**WRITTEN REQUEST:** Identify all lines in the listing that include the word "symptoms", and copy them out.

(Raw records)
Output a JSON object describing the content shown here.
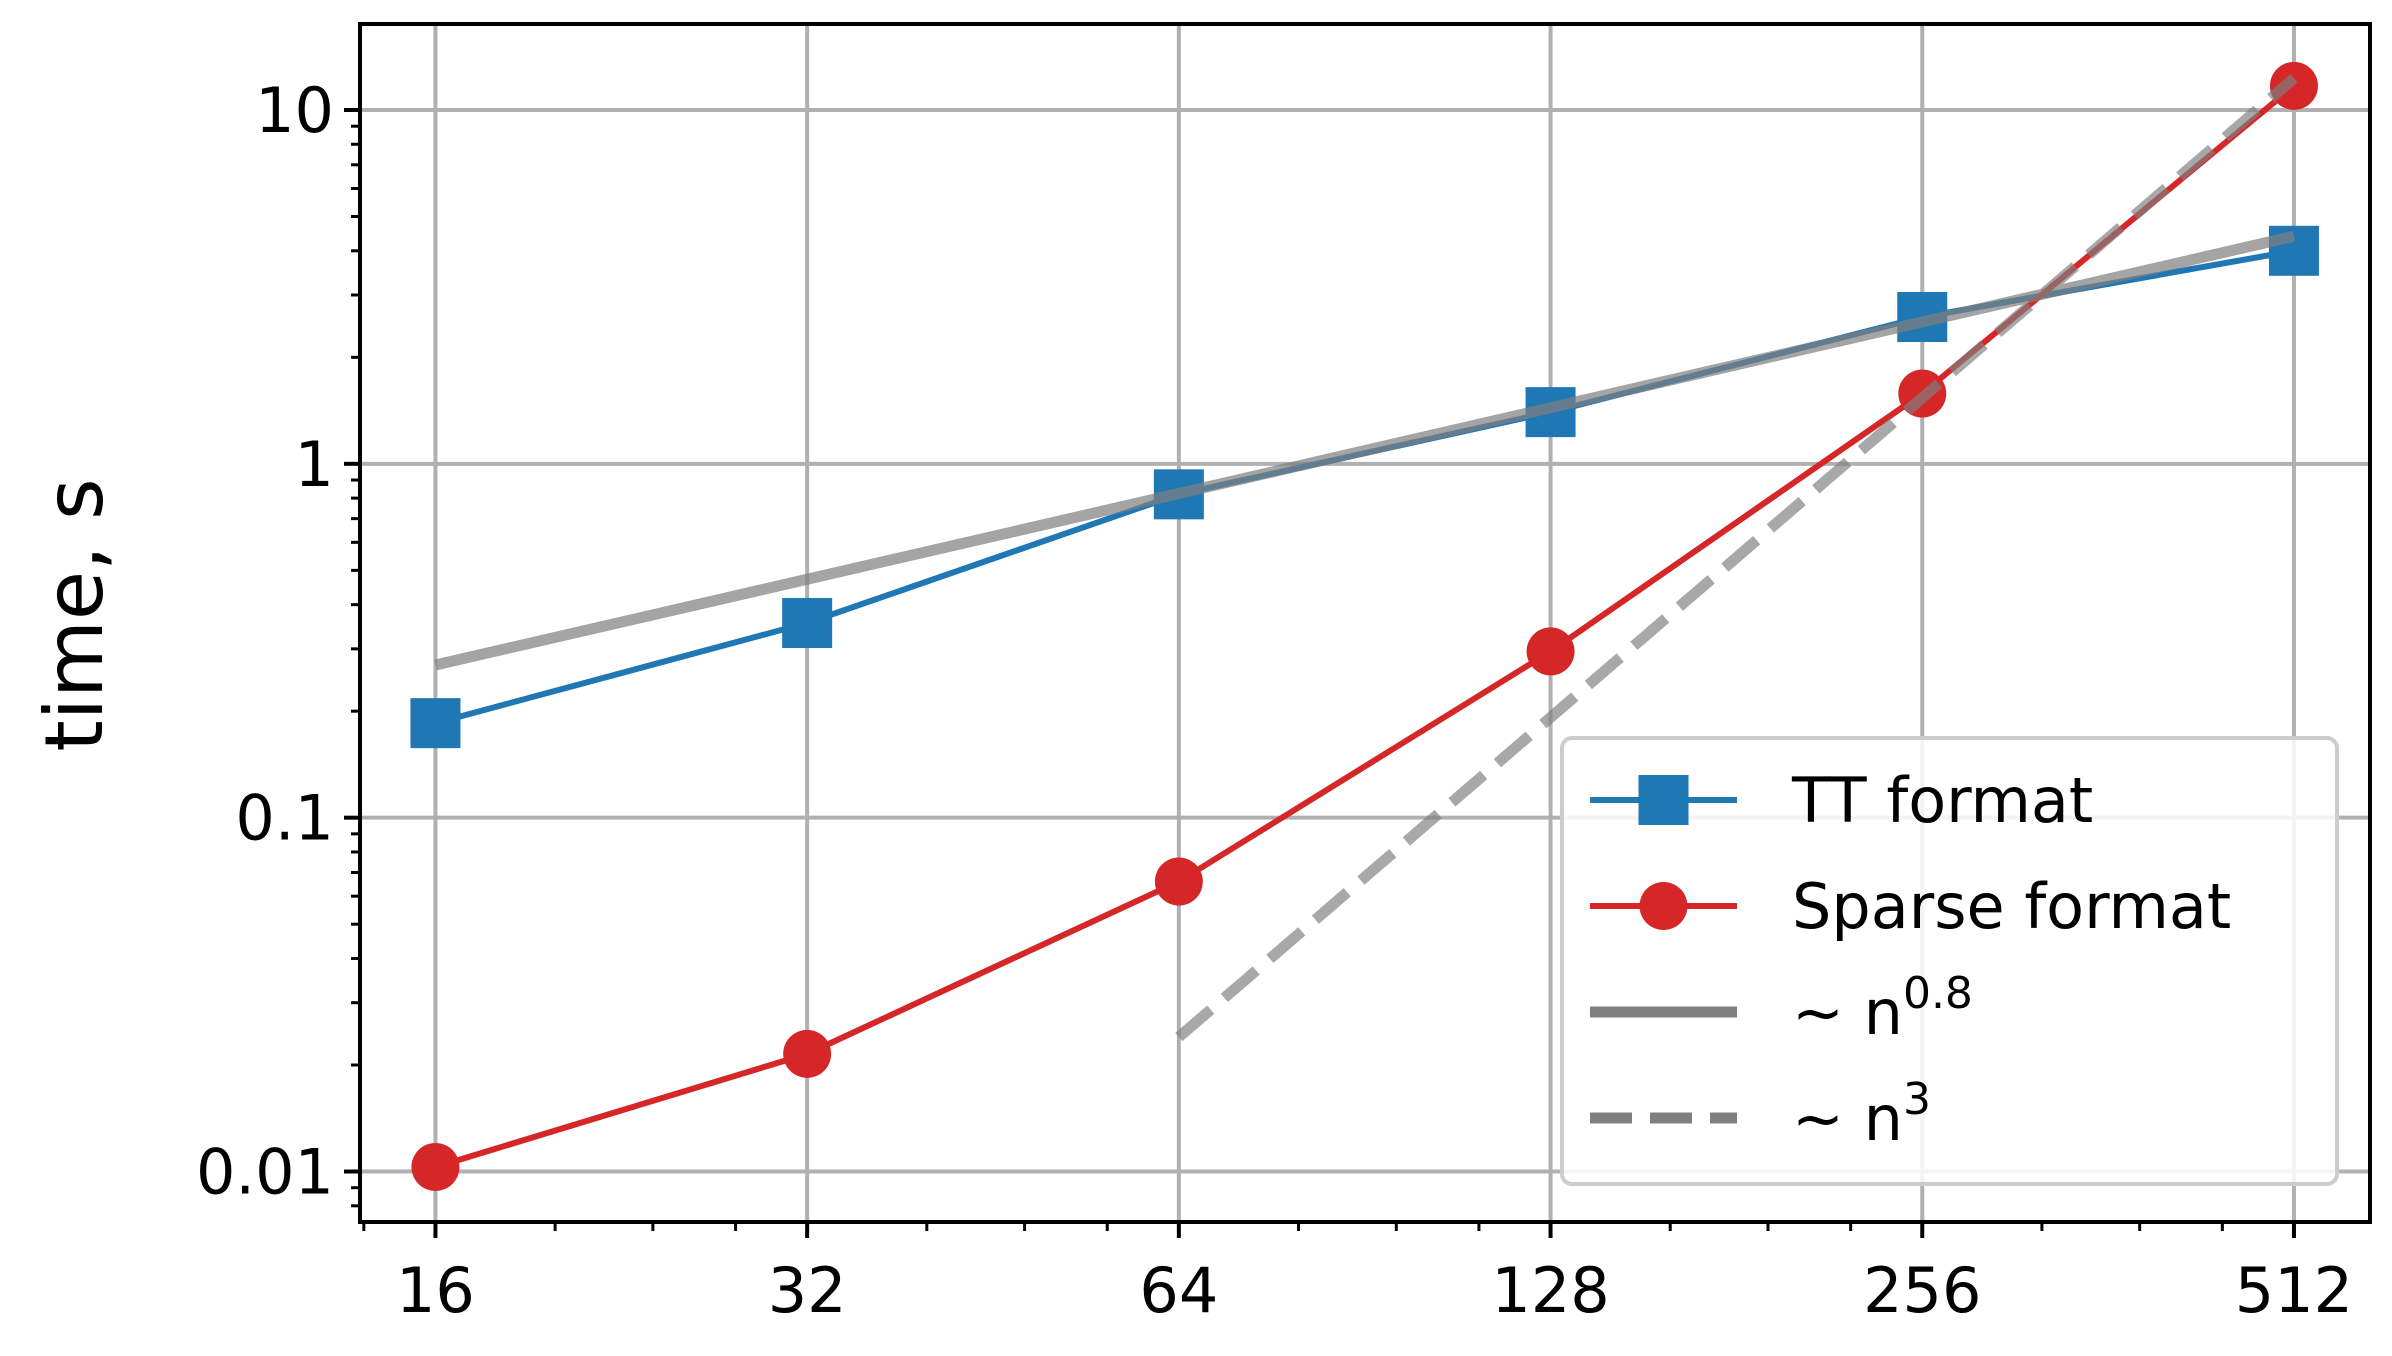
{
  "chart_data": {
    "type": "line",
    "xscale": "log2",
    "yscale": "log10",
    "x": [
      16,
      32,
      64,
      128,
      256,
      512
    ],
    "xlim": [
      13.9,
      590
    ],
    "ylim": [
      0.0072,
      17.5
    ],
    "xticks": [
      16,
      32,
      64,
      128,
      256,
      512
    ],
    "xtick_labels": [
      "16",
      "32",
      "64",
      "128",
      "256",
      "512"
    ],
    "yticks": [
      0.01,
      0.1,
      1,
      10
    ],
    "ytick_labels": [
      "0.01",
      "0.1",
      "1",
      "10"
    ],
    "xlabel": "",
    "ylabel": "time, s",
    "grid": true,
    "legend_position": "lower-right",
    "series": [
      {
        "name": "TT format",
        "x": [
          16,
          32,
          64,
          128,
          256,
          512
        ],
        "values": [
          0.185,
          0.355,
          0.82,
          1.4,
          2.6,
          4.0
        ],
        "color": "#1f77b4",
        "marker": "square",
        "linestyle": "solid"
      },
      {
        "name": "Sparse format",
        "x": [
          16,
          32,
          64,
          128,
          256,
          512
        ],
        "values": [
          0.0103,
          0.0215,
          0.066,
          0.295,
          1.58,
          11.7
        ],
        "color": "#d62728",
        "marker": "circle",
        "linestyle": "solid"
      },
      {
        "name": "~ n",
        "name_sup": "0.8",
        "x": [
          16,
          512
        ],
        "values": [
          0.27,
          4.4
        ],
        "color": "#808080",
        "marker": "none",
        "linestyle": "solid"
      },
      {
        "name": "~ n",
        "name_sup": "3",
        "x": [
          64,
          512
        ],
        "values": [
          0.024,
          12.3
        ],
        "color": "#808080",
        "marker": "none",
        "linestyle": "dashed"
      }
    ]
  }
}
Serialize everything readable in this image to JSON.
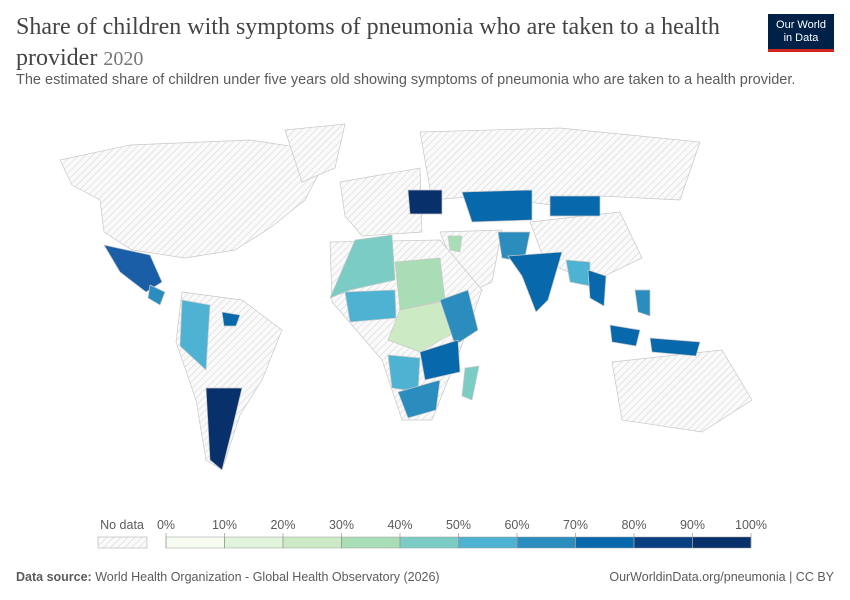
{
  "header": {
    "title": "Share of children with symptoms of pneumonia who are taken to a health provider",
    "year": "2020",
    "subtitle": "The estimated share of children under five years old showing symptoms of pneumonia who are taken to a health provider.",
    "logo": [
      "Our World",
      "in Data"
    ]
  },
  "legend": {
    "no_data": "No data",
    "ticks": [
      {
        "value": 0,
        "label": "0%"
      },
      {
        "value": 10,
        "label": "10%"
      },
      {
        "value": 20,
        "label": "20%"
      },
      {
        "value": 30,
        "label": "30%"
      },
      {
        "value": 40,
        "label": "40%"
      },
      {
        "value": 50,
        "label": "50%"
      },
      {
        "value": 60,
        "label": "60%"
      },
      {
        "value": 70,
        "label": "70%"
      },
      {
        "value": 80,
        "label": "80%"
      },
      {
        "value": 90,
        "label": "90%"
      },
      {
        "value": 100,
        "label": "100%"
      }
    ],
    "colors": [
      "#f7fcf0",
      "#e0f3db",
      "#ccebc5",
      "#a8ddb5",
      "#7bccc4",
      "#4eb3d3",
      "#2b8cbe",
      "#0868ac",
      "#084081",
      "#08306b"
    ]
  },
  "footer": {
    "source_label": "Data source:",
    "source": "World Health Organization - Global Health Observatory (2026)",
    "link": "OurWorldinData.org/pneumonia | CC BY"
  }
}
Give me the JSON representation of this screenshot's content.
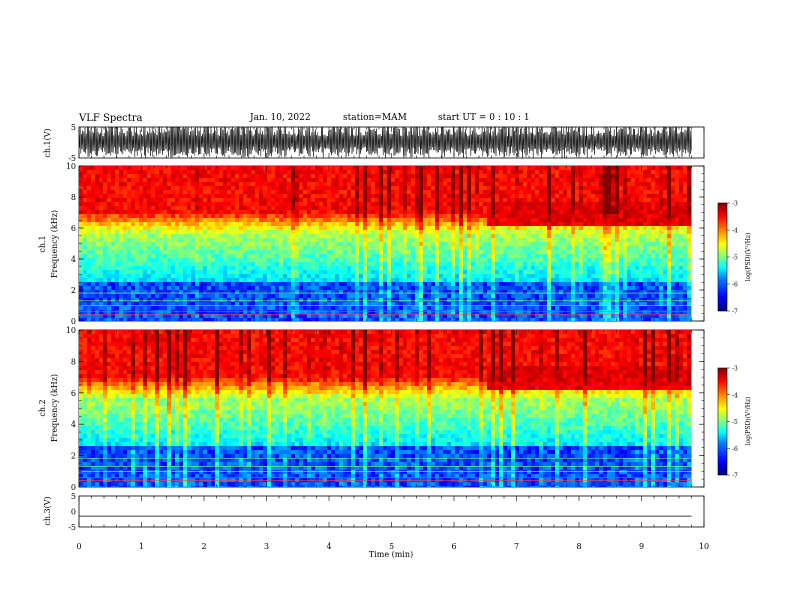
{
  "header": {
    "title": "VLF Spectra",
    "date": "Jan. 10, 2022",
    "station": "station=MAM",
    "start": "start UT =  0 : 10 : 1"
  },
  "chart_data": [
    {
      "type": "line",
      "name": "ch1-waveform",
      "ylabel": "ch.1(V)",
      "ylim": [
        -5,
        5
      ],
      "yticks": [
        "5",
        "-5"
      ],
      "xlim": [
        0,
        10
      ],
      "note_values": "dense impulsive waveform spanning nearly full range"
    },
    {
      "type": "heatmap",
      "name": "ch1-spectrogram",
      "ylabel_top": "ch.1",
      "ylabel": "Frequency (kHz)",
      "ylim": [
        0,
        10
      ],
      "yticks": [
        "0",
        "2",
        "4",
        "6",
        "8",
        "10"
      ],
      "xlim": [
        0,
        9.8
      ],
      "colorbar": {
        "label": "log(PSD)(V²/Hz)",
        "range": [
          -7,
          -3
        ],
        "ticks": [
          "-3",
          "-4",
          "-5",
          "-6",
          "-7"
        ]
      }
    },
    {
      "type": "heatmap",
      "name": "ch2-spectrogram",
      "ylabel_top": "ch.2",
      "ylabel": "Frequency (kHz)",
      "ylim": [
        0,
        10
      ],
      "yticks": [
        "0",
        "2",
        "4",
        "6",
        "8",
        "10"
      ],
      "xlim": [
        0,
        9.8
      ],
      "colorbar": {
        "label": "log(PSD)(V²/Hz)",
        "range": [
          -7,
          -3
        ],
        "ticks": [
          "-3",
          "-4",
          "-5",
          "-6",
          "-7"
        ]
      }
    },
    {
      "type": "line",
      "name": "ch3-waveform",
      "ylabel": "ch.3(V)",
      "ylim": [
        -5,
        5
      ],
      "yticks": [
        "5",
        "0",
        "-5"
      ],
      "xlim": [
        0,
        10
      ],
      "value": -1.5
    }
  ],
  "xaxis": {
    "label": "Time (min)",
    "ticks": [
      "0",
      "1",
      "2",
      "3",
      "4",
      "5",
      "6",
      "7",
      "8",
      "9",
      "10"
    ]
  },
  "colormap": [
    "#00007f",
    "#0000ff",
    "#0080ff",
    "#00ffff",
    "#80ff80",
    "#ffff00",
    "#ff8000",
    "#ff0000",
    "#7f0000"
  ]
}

**OUTPUT OF THE EXERCISE:**
    "title": "Share of children with symptoms of pneumonia who are taken to a health provider",
    "subtitle": "The estimated share of children under five years old showing symptoms of pneumonia who are taken to a health provider.",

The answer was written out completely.